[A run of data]
= = = = = = =

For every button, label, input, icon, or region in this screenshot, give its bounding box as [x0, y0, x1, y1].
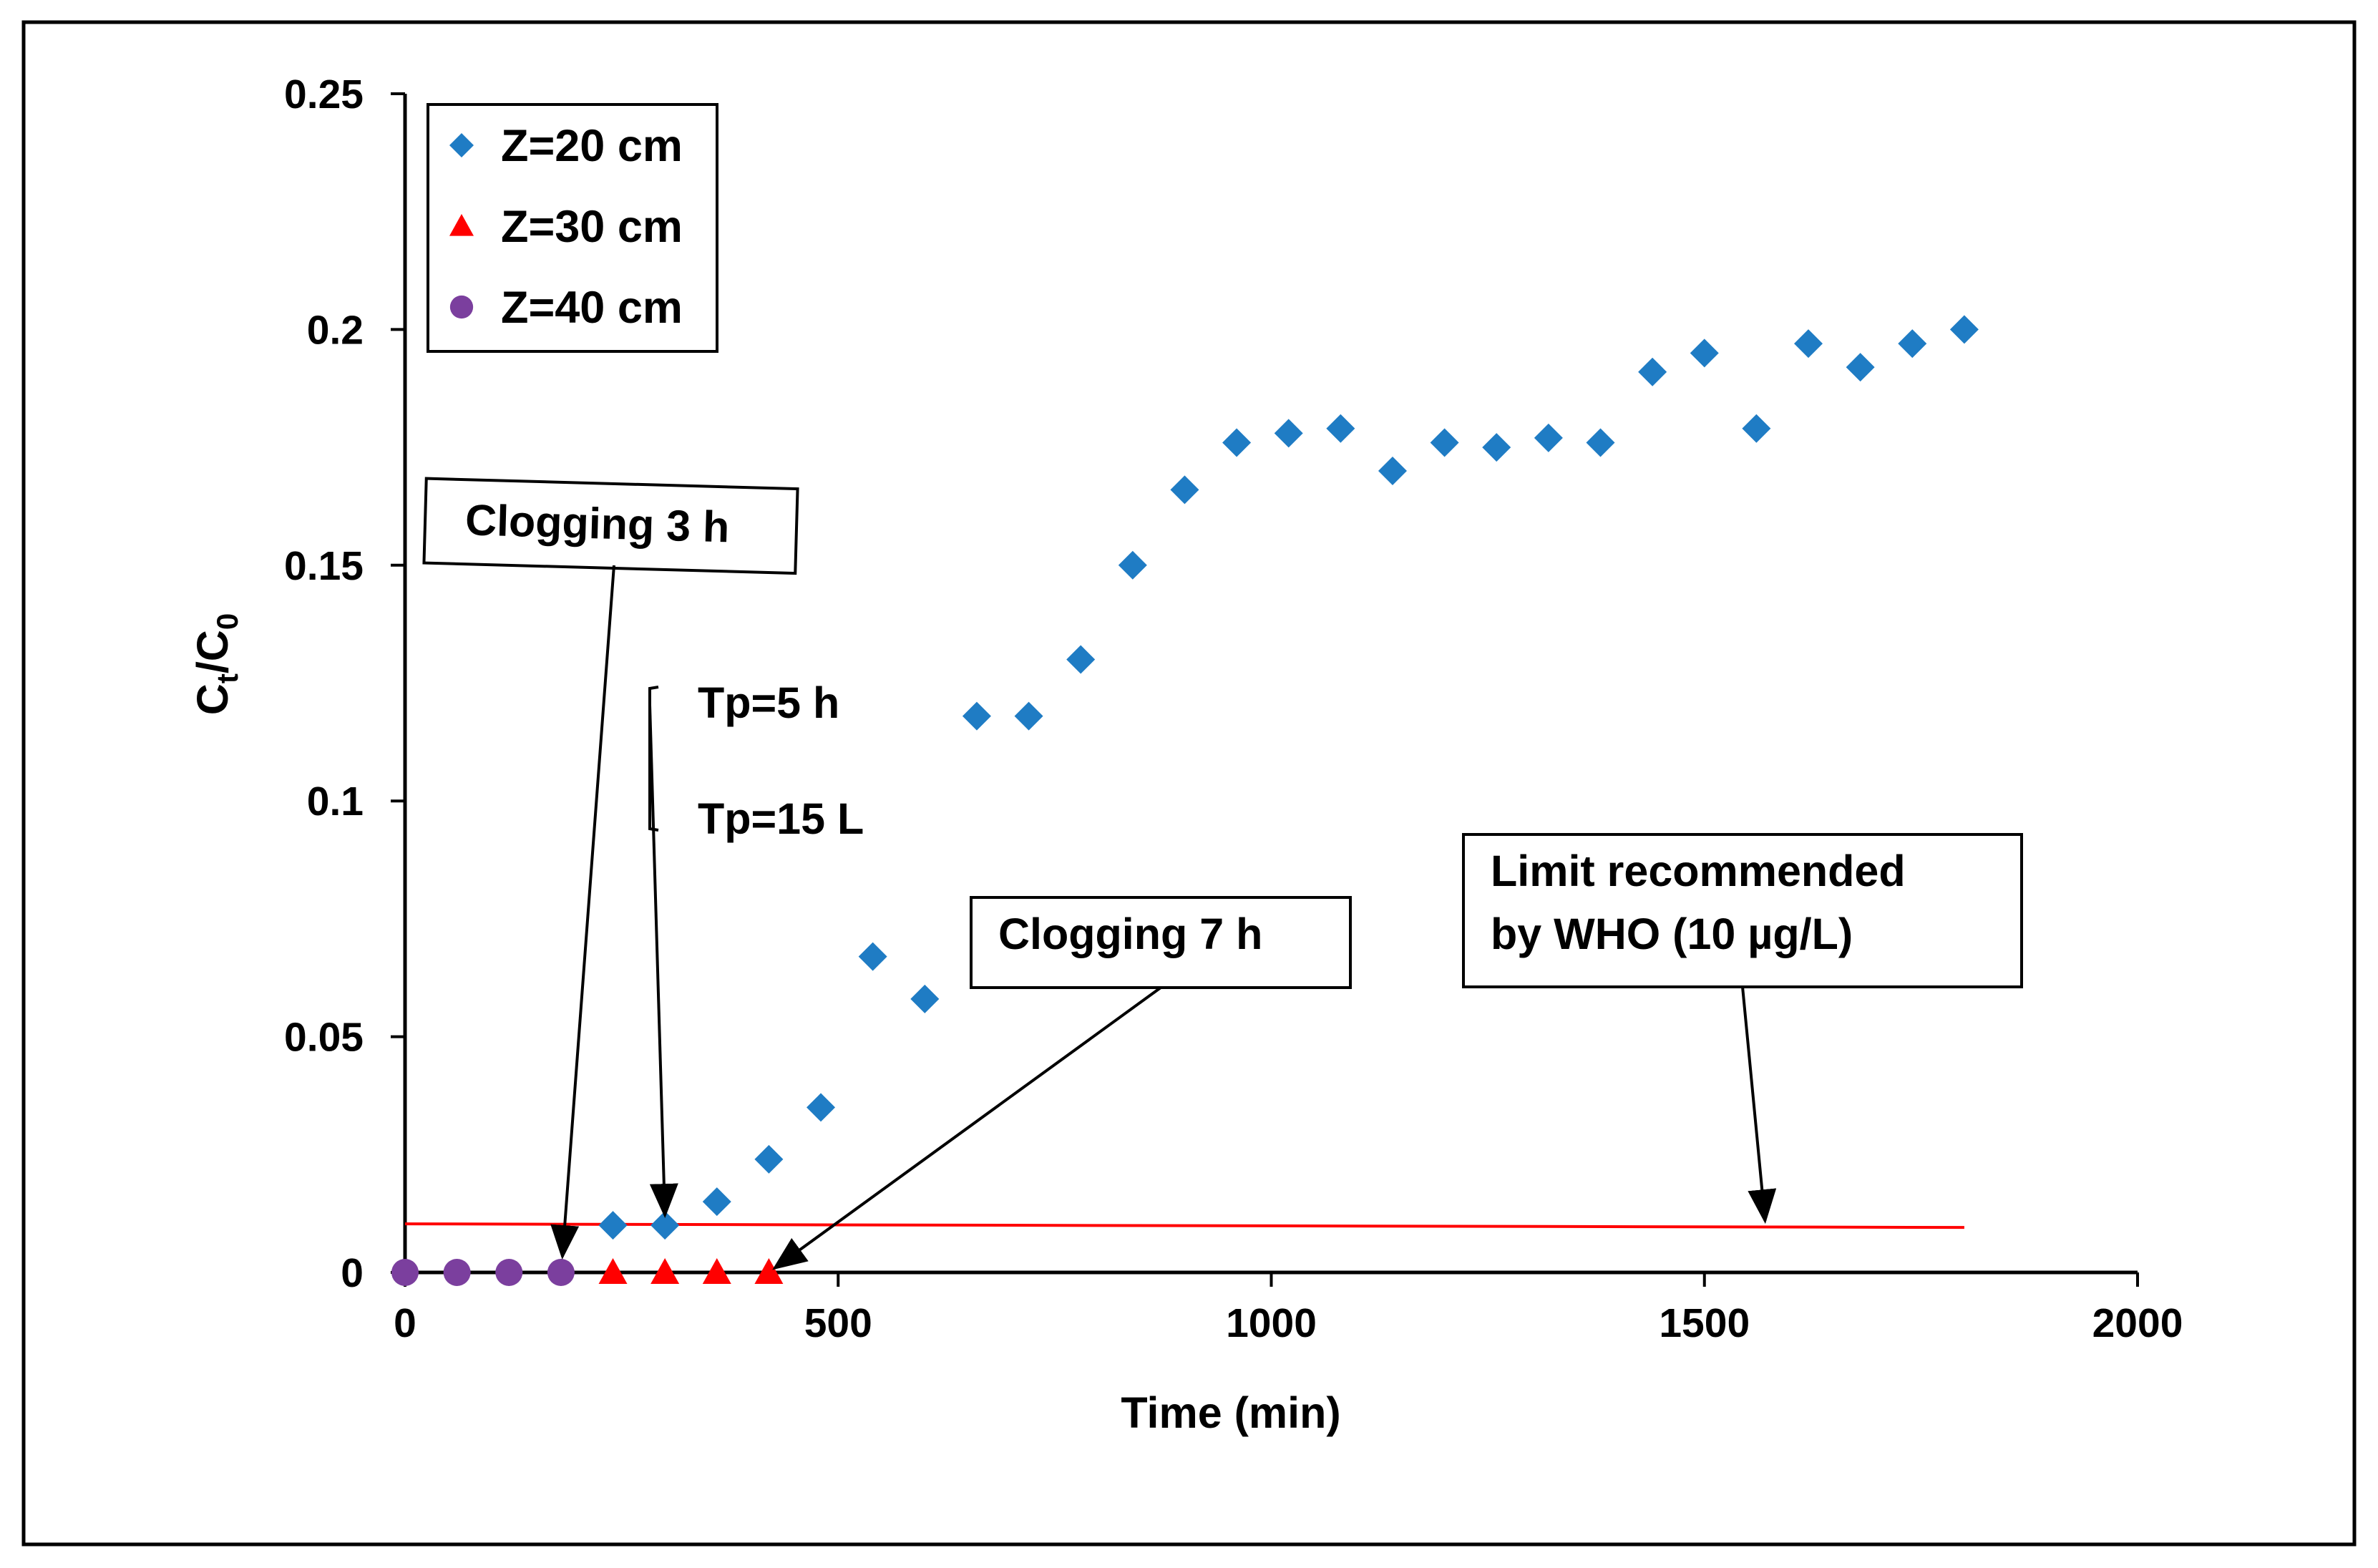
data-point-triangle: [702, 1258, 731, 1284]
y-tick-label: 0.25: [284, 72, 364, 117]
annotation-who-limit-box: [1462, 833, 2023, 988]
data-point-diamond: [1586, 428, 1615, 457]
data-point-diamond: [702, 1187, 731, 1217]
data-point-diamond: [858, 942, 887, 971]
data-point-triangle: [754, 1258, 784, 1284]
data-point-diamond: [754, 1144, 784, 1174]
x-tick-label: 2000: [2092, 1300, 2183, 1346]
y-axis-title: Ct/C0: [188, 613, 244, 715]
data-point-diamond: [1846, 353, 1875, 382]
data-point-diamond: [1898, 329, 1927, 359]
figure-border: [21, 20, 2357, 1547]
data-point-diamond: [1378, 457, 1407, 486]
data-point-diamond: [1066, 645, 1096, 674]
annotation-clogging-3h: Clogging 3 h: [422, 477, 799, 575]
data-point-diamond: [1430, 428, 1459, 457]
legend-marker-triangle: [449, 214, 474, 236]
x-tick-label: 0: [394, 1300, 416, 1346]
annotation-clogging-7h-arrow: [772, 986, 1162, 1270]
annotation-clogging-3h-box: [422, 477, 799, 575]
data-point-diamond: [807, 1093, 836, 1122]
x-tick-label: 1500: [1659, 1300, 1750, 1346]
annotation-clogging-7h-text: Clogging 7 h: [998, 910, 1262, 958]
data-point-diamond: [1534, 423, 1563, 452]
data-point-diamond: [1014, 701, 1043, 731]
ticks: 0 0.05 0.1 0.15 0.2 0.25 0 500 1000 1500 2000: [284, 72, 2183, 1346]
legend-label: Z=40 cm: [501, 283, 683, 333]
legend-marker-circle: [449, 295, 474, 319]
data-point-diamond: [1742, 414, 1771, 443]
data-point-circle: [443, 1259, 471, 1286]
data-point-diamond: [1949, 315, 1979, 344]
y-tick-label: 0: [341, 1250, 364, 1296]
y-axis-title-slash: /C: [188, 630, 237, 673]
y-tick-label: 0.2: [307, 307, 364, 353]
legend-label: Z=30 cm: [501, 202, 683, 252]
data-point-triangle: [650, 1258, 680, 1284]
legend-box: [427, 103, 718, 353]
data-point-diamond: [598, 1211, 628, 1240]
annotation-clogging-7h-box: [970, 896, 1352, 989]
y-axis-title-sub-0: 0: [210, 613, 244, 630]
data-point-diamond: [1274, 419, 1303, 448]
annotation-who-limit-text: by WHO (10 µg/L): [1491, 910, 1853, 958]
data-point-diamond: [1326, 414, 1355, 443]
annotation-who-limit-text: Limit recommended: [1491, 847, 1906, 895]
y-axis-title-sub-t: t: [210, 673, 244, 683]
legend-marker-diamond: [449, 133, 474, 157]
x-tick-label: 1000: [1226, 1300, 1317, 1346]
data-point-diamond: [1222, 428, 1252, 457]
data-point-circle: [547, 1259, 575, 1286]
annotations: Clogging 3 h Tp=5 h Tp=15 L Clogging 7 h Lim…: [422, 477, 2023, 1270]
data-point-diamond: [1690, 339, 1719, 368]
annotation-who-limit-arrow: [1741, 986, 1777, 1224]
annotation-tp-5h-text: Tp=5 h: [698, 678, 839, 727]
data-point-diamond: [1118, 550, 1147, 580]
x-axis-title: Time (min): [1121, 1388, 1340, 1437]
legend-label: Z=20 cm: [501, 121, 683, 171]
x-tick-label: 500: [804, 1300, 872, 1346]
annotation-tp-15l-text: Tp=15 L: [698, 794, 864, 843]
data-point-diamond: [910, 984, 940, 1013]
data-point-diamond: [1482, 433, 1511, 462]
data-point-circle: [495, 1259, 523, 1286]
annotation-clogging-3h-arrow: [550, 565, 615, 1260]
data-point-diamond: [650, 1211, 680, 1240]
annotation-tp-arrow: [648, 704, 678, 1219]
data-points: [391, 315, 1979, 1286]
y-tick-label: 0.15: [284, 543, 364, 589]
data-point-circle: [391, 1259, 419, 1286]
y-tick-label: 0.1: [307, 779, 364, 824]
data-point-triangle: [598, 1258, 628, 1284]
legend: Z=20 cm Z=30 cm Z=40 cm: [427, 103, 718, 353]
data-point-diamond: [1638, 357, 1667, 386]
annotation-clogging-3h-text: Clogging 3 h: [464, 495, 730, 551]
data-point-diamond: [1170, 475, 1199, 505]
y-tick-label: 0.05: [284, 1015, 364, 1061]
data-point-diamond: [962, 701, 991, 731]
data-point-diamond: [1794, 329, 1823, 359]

= = = = = = =

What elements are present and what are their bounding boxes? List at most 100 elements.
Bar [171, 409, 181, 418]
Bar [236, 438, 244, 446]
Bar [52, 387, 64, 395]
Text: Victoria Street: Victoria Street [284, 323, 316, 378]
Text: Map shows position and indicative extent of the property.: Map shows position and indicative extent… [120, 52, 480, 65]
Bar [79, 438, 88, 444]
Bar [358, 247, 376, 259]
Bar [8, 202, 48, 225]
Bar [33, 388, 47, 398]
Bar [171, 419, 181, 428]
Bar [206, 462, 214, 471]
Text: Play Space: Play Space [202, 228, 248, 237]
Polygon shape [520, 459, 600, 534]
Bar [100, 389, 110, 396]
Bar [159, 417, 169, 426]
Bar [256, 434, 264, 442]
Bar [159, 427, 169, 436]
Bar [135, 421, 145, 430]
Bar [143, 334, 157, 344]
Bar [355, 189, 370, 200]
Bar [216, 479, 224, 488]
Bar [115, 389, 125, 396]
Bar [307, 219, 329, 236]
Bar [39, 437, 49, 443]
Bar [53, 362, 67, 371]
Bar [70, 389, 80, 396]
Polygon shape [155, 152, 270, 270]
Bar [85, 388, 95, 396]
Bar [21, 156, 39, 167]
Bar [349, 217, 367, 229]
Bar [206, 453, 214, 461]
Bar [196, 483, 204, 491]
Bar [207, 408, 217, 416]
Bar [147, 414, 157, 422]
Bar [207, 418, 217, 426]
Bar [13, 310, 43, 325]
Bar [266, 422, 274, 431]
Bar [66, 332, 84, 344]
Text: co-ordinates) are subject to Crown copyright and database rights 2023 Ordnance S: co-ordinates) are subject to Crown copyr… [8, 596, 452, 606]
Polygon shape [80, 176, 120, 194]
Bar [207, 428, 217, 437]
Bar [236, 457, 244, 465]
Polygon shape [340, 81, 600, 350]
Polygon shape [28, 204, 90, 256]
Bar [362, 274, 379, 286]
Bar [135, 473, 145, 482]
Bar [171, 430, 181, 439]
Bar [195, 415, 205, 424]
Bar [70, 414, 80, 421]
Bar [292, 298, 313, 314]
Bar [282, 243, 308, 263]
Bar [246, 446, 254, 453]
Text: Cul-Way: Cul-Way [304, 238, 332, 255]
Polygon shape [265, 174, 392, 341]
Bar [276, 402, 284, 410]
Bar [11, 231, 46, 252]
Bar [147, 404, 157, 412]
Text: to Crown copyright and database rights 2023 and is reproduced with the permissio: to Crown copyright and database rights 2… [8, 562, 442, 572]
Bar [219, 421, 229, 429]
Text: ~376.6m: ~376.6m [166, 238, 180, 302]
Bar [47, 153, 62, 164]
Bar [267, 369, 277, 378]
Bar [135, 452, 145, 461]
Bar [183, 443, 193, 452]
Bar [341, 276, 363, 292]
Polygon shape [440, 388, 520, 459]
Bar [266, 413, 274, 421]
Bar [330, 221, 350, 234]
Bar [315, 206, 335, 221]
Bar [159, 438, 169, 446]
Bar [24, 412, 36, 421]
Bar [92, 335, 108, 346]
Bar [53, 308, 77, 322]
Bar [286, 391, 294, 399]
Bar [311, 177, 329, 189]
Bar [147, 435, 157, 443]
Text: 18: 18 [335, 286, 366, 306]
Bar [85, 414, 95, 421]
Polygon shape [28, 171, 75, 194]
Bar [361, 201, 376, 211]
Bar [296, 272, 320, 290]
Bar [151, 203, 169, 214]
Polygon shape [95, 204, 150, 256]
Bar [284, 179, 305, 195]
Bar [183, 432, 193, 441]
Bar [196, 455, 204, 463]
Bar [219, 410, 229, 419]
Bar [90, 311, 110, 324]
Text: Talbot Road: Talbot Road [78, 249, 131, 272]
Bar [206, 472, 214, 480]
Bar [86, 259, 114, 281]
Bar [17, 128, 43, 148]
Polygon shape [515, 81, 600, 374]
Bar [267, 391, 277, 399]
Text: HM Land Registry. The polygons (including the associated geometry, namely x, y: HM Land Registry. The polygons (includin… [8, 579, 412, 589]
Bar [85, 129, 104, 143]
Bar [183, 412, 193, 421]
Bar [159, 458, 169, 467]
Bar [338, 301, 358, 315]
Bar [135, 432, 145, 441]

= = = = = = =

§ Goal:
Put the lines from the one with "data-point-triangle: [702, 1258, 731, 1284]" to the one with "y-axis-title-sub-t: t: [210, 673, 244, 683]", both included, into a numbered list with no blank lines, and list nothing else.

§ Task solution:
1. data-point-triangle: [702, 1258, 731, 1284]
2. y-tick-label: 0.25: [284, 72, 364, 117]
3. annotation-who-limit-box: [1462, 833, 2023, 988]
4. data-point-diamond: [1586, 428, 1615, 457]
5. data-point-diamond: [702, 1187, 731, 1217]
6. data-point-diamond: [858, 942, 887, 971]
7. data-point-triangle: [754, 1258, 784, 1284]
8. data-point-diamond: [754, 1144, 784, 1174]
9. x-tick-label: 2000: [2092, 1300, 2183, 1346]
10. y-axis-title: Ct/C0: [188, 613, 244, 715]
11. data-point-diamond: [1846, 353, 1875, 382]
12. data-point-diamond: [1898, 329, 1927, 359]
13. figure-border: [21, 20, 2357, 1547]
14. data-point-diamond: [1378, 457, 1407, 486]
15. data-point-diamond: [1066, 645, 1096, 674]
16. annotation-clogging-3h: Clogging 3 h: [422, 477, 799, 575]
17. data-point-diamond: [1430, 428, 1459, 457]
18. legend-marker-triangle: [449, 214, 474, 236]
19. x-tick-label: 0: [394, 1300, 416, 1346]
20. annotation-clogging-7h-arrow: [772, 986, 1162, 1270]
21. annotation-clogging-3h-box: [422, 477, 799, 575]
22. data-point-diamond: [807, 1093, 836, 1122]
23. x-tick-label: 1500: [1659, 1300, 1750, 1346]
24. annotation-clogging-7h-text: Clogging 7 h: [998, 910, 1262, 958]
25. data-point-diamond: [1534, 423, 1563, 452]
26. data-point-diamond: [1014, 701, 1043, 731]
27. ticks: 0 0.05 0.1 0.15 0.2 0.25 0 500 1000 1500 2000: [284, 72, 2183, 1346]
28. legend-label: Z=40 cm: [501, 283, 683, 333]
29. legend-marker-circle: [449, 295, 474, 319]
30. data-point-diamond: [1742, 414, 1771, 443]
31. data-point-circle: [443, 1259, 471, 1286]
32. data-point-diamond: [1949, 315, 1979, 344]
33. y-tick-label: 0: [341, 1250, 364, 1296]
34. y-axis-title-slash: /C: [188, 630, 237, 673]
35. y-tick-label: 0.2: [307, 307, 364, 353]
36. legend-label: Z=30 cm: [501, 202, 683, 252]
37. data-point-triangle: [650, 1258, 680, 1284]
38. legend-box: [427, 103, 718, 353]
39. data-point-diamond: [598, 1211, 628, 1240]
40. annotation-clogging-7h-box: [970, 896, 1352, 989]
41. y-axis-title-sub-0: 0: [210, 613, 244, 630]
42. data-point-diamond: [1274, 419, 1303, 448]
43. annotation-who-limit-text: by WHO (10 µg/L): [1491, 910, 1853, 958]
44. data-point-diamond: [1326, 414, 1355, 443]
45. annotation-who-limit-text: Limit recommended: [1491, 847, 1906, 895]
46. y-axis-title-sub-t: t: [210, 673, 244, 683]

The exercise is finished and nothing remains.